* start Extracted material *

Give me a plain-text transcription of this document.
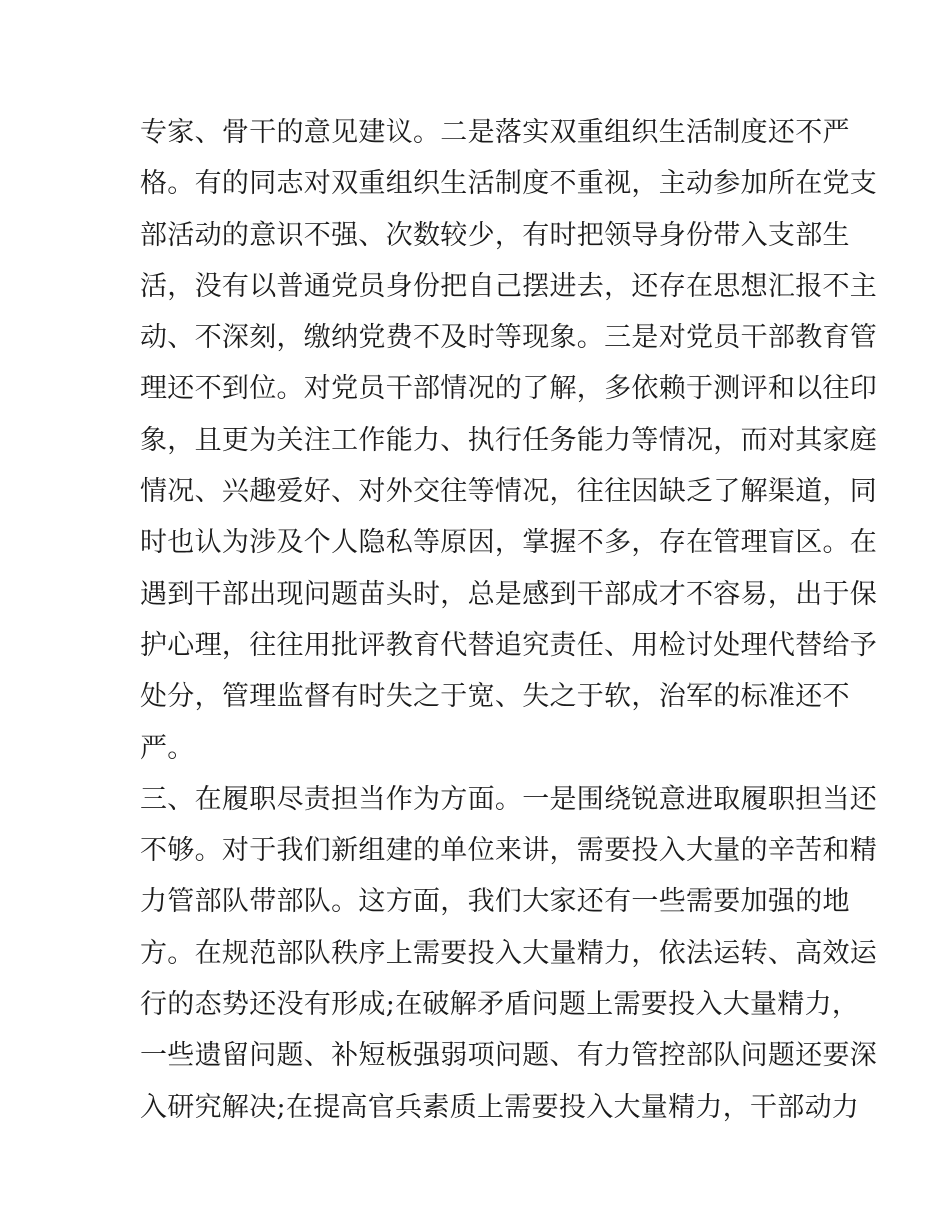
专家、骨干的意见建议。二是落实双重组织生活制度还不严
格。有的同志对双重组织生活制度不重视，主动参加所在党支
部活动的意识不强、次数较少，有时把领导身份带入支部生
活，没有以普通党员身份把自己摆进去，还存在思想汇报不主
动、不深刻，缴纳党费不及时等现象。三是对党员干部教育管
理还不到位。对党员干部情况的了解，多依赖于测评和以往印
象，且更为关注工作能力、执行任务能力等情况，而对其家庭
情况、兴趣爱好、对外交往等情况，往往因缺乏了解渠道，同
时也认为涉及个人隐私等原因，掌握不多，存在管理盲区。在
遇到干部出现问题苗头时，总是感到干部成才不容易，出于保
护心理，往往用批评教育代替追究责任、用检讨处理代替给予
处分，管理监督有时失之于宽、失之于软，治军的标准还不
严。
三、在履职尽责担当作为方面。一是围绕锐意进取履职担当还
不够。对于我们新组建的单位来讲，需要投入大量的辛苦和精
力管部队带部队。这方面，我们大家还有一些需要加强的地
方。在规范部队秩序上需要投入大量精力，依法运转、高效运
行的态势还没有形成;在破解矛盾问题上需要投入大量精力，
一些遗留问题、补短板强弱项问题、有力管控部队问题还要深
入研究解决;在提高官兵素质上需要投入大量精力，干部动力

* end Extracted material *

* Instructions for the task
Without the pictures, repeat the listing above exactly.

* Solution to the exercise
Give me a plain-text transcription of this document.
专家、骨干的意见建议。二是落实双重组织生活制度还不严
格。有的同志对双重组织生活制度不重视，主动参加所在党支
部活动的意识不强、次数较少，有时把领导身份带入支部生
活，没有以普通党员身份把自己摆进去，还存在思想汇报不主
动、不深刻，缴纳党费不及时等现象。三是对党员干部教育管
理还不到位。对党员干部情况的了解，多依赖于测评和以往印
象，且更为关注工作能力、执行任务能力等情况，而对其家庭
情况、兴趣爱好、对外交往等情况，往往因缺乏了解渠道，同
时也认为涉及个人隐私等原因，掌握不多，存在管理盲区。在
遇到干部出现问题苗头时，总是感到干部成才不容易，出于保
护心理，往往用批评教育代替追究责任、用检讨处理代替给予
处分，管理监督有时失之于宽、失之于软，治军的标准还不
严。
三、在履职尽责担当作为方面。一是围绕锐意进取履职担当还
不够。对于我们新组建的单位来讲，需要投入大量的辛苦和精
力管部队带部队。这方面，我们大家还有一些需要加强的地
方。在规范部队秩序上需要投入大量精力，依法运转、高效运
行的态势还没有形成;在破解矛盾问题上需要投入大量精力，
一些遗留问题、补短板强弱项问题、有力管控部队问题还要深
入研究解决;在提高官兵素质上需要投入大量精力，干部动力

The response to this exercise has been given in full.